### Items ###
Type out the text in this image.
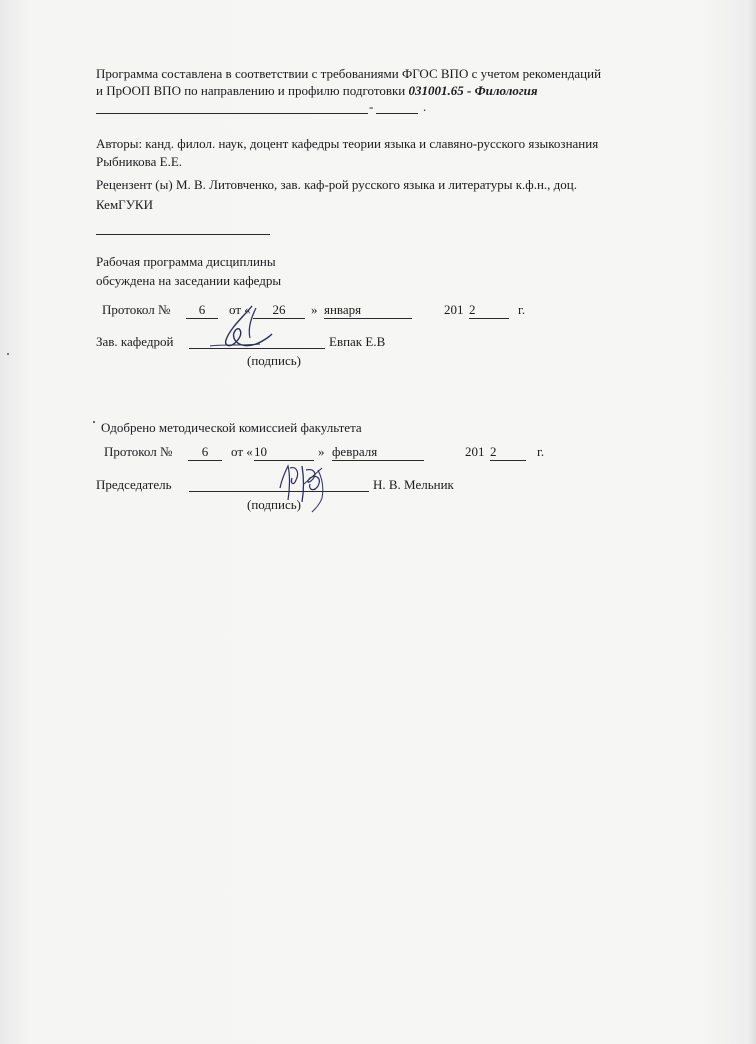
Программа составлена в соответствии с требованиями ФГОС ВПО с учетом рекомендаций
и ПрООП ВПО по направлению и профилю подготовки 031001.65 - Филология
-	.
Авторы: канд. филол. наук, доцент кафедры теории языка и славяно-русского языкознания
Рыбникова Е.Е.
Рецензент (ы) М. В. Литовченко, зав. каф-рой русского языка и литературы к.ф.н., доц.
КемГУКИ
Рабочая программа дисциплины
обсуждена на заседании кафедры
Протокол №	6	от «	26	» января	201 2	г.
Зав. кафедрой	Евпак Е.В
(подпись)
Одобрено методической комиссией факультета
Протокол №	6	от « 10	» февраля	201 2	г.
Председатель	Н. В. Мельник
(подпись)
###
* What the task requires
Identify each line containing the string "Протокол" and copy it out.

* Task solution
Протокол №	6	от «	26	» января	201 2	г.
Протокол №	6	от « 10	» февраля	201 2	г.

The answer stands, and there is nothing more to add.